Exercise aim: Copy all records verbatim.

Records provided:

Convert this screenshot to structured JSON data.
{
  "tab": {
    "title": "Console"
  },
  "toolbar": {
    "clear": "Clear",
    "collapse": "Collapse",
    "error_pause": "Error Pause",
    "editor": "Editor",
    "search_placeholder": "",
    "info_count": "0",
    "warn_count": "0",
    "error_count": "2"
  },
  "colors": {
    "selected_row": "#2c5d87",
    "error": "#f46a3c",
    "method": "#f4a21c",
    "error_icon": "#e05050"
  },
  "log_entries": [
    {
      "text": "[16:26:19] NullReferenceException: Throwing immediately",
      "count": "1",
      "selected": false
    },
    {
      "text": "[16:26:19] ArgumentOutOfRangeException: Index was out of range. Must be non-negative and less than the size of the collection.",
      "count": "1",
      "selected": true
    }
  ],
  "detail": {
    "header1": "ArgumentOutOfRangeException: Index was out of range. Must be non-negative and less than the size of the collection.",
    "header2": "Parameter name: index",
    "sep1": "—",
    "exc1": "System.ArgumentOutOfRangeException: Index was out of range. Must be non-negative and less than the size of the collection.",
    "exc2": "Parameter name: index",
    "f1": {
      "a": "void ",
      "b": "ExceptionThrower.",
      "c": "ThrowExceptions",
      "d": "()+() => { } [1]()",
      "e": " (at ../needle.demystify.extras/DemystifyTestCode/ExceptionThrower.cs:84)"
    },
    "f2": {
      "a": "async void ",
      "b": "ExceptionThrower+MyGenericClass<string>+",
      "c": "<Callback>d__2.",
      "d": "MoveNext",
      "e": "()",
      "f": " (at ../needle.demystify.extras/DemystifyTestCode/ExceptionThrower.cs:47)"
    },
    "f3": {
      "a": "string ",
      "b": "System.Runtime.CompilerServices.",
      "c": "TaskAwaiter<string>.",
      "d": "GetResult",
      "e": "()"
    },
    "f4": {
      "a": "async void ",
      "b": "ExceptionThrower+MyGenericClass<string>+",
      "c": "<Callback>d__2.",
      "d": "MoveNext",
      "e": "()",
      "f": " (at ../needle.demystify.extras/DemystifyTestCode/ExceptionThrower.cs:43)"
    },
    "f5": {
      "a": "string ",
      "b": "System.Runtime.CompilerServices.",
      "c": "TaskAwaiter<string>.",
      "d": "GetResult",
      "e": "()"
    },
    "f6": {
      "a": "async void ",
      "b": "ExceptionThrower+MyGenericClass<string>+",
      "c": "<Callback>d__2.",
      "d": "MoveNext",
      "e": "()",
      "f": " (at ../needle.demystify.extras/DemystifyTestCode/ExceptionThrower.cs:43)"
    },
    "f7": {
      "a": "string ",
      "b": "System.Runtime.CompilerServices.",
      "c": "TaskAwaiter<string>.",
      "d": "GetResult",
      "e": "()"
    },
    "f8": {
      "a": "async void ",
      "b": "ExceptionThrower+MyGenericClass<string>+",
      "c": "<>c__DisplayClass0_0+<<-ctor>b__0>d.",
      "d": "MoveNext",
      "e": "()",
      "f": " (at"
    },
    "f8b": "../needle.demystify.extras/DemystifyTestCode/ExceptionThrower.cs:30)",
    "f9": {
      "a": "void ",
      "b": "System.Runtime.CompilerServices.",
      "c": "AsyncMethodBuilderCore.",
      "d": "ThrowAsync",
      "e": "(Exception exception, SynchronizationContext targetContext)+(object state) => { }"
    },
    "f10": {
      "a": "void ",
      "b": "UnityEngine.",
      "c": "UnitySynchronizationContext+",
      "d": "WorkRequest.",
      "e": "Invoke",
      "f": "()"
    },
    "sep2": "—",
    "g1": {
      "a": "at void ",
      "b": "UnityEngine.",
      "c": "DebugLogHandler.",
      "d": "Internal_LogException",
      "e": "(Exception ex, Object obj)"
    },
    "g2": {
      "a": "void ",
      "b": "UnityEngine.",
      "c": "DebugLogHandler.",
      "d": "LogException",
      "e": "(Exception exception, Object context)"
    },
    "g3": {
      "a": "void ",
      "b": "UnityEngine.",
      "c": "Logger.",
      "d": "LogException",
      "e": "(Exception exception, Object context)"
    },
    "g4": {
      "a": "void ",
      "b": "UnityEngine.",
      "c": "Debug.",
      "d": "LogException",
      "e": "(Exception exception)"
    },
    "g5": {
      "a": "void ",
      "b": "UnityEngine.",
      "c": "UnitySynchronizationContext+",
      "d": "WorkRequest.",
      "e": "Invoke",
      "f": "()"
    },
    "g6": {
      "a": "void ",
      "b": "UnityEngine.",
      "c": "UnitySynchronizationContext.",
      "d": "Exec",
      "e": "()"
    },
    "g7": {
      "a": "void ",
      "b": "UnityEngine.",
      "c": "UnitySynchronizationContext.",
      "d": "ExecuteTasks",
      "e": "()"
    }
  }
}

Completed task:
Convert this screenshot to structured JSON data.
{
  "tab": {
    "title": "Console"
  },
  "toolbar": {
    "clear": "Clear",
    "collapse": "Collapse",
    "error_pause": "Error Pause",
    "editor": "Editor",
    "search_placeholder": "",
    "info_count": "0",
    "warn_count": "0",
    "error_count": "2"
  },
  "colors": {
    "selected_row": "#2c5d87",
    "error": "#f46a3c",
    "method": "#f4a21c",
    "error_icon": "#e05050"
  },
  "log_entries": [
    {
      "text": "[16:26:19] NullReferenceException: Throwing immediately",
      "count": "1",
      "selected": false
    },
    {
      "text": "[16:26:19] ArgumentOutOfRangeException: Index was out of range. Must be non-negative and less than the size of the collection.",
      "count": "1",
      "selected": true
    }
  ],
  "detail": {
    "header1": "ArgumentOutOfRangeException: Index was out of range. Must be non-negative and less than the size of the collection.",
    "header2": "Parameter name: index",
    "sep1": "—",
    "exc1": "System.ArgumentOutOfRangeException: Index was out of range. Must be non-negative and less than the size of the collection.",
    "exc2": "Parameter name: index",
    "f1": {
      "a": "void ",
      "b": "ExceptionThrower.",
      "c": "ThrowExceptions",
      "d": "()+() => { } [1]()",
      "e": " (at ../needle.demystify.extras/DemystifyTestCode/ExceptionThrower.cs:84)"
    },
    "f2": {
      "a": "async void ",
      "b": "ExceptionThrower+MyGenericClass<string>+",
      "c": "<Callback>d__2.",
      "d": "MoveNext",
      "e": "()",
      "f": " (at ../needle.demystify.extras/DemystifyTestCode/ExceptionThrower.cs:47)"
    },
    "f3": {
      "a": "string ",
      "b": "System.Runtime.CompilerServices.",
      "c": "TaskAwaiter<string>.",
      "d": "GetResult",
      "e": "()"
    },
    "f4": {
      "a": "async void ",
      "b": "ExceptionThrower+MyGenericClass<string>+",
      "c": "<Callback>d__2.",
      "d": "MoveNext",
      "e": "()",
      "f": " (at ../needle.demystify.extras/DemystifyTestCode/ExceptionThrower.cs:43)"
    },
    "f5": {
      "a": "string ",
      "b": "System.Runtime.CompilerServices.",
      "c": "TaskAwaiter<string>.",
      "d": "GetResult",
      "e": "()"
    },
    "f6": {
      "a": "async void ",
      "b": "ExceptionThrower+MyGenericClass<string>+",
      "c": "<Callback>d__2.",
      "d": "MoveNext",
      "e": "()",
      "f": " (at ../needle.demystify.extras/DemystifyTestCode/ExceptionThrower.cs:43)"
    },
    "f7": {
      "a": "string ",
      "b": "System.Runtime.CompilerServices.",
      "c": "TaskAwaiter<string>.",
      "d": "GetResult",
      "e": "()"
    },
    "f8": {
      "a": "async void ",
      "b": "ExceptionThrower+MyGenericClass<string>+",
      "c": "<>c__DisplayClass0_0+<<-ctor>b__0>d.",
      "d": "MoveNext",
      "e": "()",
      "f": " (at"
    },
    "f8b": "../needle.demystify.extras/DemystifyTestCode/ExceptionThrower.cs:30)",
    "f9": {
      "a": "void ",
      "b": "System.Runtime.CompilerServices.",
      "c": "AsyncMethodBuilderCore.",
      "d": "ThrowAsync",
      "e": "(Exception exception, SynchronizationContext targetContext)+(object state) => { }"
    },
    "f10": {
      "a": "void ",
      "b": "UnityEngine.",
      "c": "UnitySynchronizationContext+",
      "d": "WorkRequest.",
      "e": "Invoke",
      "f": "()"
    },
    "sep2": "—",
    "g1": {
      "a": "at void ",
      "b": "UnityEngine.",
      "c": "DebugLogHandler.",
      "d": "Internal_LogException",
      "e": "(Exception ex, Object obj)"
    },
    "g2": {
      "a": "void ",
      "b": "UnityEngine.",
      "c": "DebugLogHandler.",
      "d": "LogException",
      "e": "(Exception exception, Object context)"
    },
    "g3": {
      "a": "void ",
      "b": "UnityEngine.",
      "c": "Logger.",
      "d": "LogException",
      "e": "(Exception exception, Object context)"
    },
    "g4": {
      "a": "void ",
      "b": "UnityEngine.",
      "c": "Debug.",
      "d": "LogException",
      "e": "(Exception exception)"
    },
    "g5": {
      "a": "void ",
      "b": "UnityEngine.",
      "c": "UnitySynchronizationContext+",
      "d": "WorkRequest.",
      "e": "Invoke",
      "f": "()"
    },
    "g6": {
      "a": "void ",
      "b": "UnityEngine.",
      "c": "UnitySynchronizationContext.",
      "d": "Exec",
      "e": "()"
    },
    "g7": {
      "a": "void ",
      "b": "UnityEngine.",
      "c": "UnitySynchronizationContext.",
      "d": "ExecuteTasks",
      "e": "()"
    }
  }
}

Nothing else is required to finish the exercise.